**Written instruction**
Give the data again, word for word.

**Data to use**
-- -- --

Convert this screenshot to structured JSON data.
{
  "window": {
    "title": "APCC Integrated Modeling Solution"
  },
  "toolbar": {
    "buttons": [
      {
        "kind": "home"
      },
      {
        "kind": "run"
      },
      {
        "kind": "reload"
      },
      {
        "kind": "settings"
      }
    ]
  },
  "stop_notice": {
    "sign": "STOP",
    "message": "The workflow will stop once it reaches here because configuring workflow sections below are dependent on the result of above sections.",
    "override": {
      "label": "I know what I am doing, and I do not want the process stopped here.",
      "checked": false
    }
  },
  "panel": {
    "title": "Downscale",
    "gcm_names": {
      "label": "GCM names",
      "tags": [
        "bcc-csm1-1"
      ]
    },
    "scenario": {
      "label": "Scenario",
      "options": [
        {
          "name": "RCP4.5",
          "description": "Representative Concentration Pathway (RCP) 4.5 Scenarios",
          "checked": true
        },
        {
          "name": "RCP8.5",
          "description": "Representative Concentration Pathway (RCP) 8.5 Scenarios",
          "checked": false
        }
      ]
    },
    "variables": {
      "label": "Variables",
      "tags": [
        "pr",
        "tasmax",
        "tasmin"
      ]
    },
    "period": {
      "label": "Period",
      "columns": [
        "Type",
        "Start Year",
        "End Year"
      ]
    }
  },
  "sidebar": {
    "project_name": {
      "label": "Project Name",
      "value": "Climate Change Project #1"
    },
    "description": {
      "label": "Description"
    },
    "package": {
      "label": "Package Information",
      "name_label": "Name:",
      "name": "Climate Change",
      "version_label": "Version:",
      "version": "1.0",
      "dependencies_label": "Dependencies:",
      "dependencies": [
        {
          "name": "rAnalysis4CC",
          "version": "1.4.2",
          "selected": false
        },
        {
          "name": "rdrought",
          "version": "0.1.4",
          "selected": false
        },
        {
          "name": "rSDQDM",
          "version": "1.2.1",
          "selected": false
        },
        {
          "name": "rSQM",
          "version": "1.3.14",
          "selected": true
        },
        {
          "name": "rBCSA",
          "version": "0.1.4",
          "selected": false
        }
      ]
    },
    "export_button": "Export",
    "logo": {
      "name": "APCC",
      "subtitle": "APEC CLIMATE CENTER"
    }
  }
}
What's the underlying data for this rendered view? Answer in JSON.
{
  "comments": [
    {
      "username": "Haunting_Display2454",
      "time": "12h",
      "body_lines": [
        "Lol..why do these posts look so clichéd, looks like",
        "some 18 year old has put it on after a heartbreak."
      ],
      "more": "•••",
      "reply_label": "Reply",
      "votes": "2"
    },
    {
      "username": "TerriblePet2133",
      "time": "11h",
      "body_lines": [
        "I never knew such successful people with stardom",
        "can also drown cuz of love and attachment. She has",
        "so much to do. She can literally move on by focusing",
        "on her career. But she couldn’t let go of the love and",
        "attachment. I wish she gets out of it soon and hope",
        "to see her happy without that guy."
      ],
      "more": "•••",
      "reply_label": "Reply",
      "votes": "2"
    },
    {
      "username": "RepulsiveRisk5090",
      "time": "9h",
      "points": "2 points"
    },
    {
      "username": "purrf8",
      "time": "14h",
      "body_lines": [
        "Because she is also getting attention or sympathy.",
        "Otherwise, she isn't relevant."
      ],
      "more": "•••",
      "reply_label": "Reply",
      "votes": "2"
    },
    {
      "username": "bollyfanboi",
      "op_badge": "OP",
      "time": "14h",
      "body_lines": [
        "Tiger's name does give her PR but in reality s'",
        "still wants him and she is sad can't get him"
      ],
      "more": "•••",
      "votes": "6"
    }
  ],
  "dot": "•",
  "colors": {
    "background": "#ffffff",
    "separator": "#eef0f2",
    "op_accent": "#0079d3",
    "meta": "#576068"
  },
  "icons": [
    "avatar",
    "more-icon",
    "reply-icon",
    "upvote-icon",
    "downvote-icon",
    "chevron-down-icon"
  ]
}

-- -- --

**Response to this exercise**
Convert this screenshot to structured JSON data.
{
  "window": {
    "title": "APCC Integrated Modeling Solution"
  },
  "toolbar": {
    "buttons": [
      {
        "kind": "home"
      },
      {
        "kind": "run"
      },
      {
        "kind": "reload"
      },
      {
        "kind": "settings"
      }
    ]
  },
  "stop_notice": {
    "sign": "STOP",
    "message": "The workflow will stop once it reaches here because configuring workflow sections below are dependent on the result of above sections.",
    "override": {
      "label": "I know what I am doing, and I do not want the process stopped here.",
      "checked": false
    }
  },
  "panel": {
    "title": "Downscale",
    "gcm_names": {
      "label": "GCM names",
      "tags": [
        "bcc-csm1-1"
      ]
    },
    "scenario": {
      "label": "Scenario",
      "options": [
        {
          "name": "RCP4.5",
          "description": "Representative Concentration Pathway (RCP) 4.5 Scenarios",
          "checked": true
        },
        {
          "name": "RCP8.5",
          "description": "Representative Concentration Pathway (RCP) 8.5 Scenarios",
          "checked": false
        }
      ]
    },
    "variables": {
      "label": "Variables",
      "tags": [
        "pr",
        "tasmax",
        "tasmin"
      ]
    },
    "period": {
      "label": "Period",
      "columns": [
        "Type",
        "Start Year",
        "End Year"
      ]
    }
  },
  "sidebar": {
    "project_name": {
      "label": "Project Name",
      "value": "Climate Change Project #1"
    },
    "description": {
      "label": "Description"
    },
    "package": {
      "label": "Package Information",
      "name_label": "Name:",
      "name": "Climate Change",
      "version_label": "Version:",
      "version": "1.0",
      "dependencies_label": "Dependencies:",
      "dependencies": [
        {
          "name": "rAnalysis4CC",
          "version": "1.4.2",
          "selected": false
        },
        {
          "name": "rdrought",
          "version": "0.1.4",
          "selected": false
        },
        {
          "name": "rSDQDM",
          "version": "1.2.1",
          "selected": false
        },
        {
          "name": "rSQM",
          "version": "1.3.14",
          "selected": true
        },
        {
          "name": "rBCSA",
          "version": "0.1.4",
          "selected": false
        }
      ]
    },
    "export_button": "Export",
    "logo": {
      "name": "APCC",
      "subtitle": "APEC CLIMATE CENTER"
    }
  }
}
What's the underlying data for this rendered view? Answer in JSON.
{
  "comments": [
    {
      "username": "Haunting_Display2454",
      "time": "12h",
      "body_lines": [
        "Lol..why do these posts look so clichéd, looks like",
        "some 18 year old has put it on after a heartbreak."
      ],
      "more": "•••",
      "reply_label": "Reply",
      "votes": "2"
    },
    {
      "username": "TerriblePet2133",
      "time": "11h",
      "body_lines": [
        "I never knew such successful people with stardom",
        "can also drown cuz of love and attachment. She has",
        "so much to do. She can literally move on by focusing",
        "on her career. But she couldn’t let go of the love and",
        "attachment. I wish she gets out of it soon and hope",
        "to see her happy without that guy."
      ],
      "more": "•••",
      "reply_label": "Reply",
      "votes": "2"
    },
    {
      "username": "RepulsiveRisk5090",
      "time": "9h",
      "points": "2 points"
    },
    {
      "username": "purrf8",
      "time": "14h",
      "body_lines": [
        "Because she is also getting attention or sympathy.",
        "Otherwise, she isn't relevant."
      ],
      "more": "•••",
      "reply_label": "Reply",
      "votes": "2"
    },
    {
      "username": "bollyfanboi",
      "op_badge": "OP",
      "time": "14h",
      "body_lines": [
        "Tiger's name does give her PR but in reality s'",
        "still wants him and she is sad can't get him"
      ],
      "more": "•••",
      "votes": "6"
    }
  ],
  "dot": "•",
  "colors": {
    "background": "#ffffff",
    "separator": "#eef0f2",
    "op_accent": "#0079d3",
    "meta": "#576068"
  },
  "icons": [
    "avatar",
    "more-icon",
    "reply-icon",
    "upvote-icon",
    "downvote-icon",
    "chevron-down-icon"
  ]
}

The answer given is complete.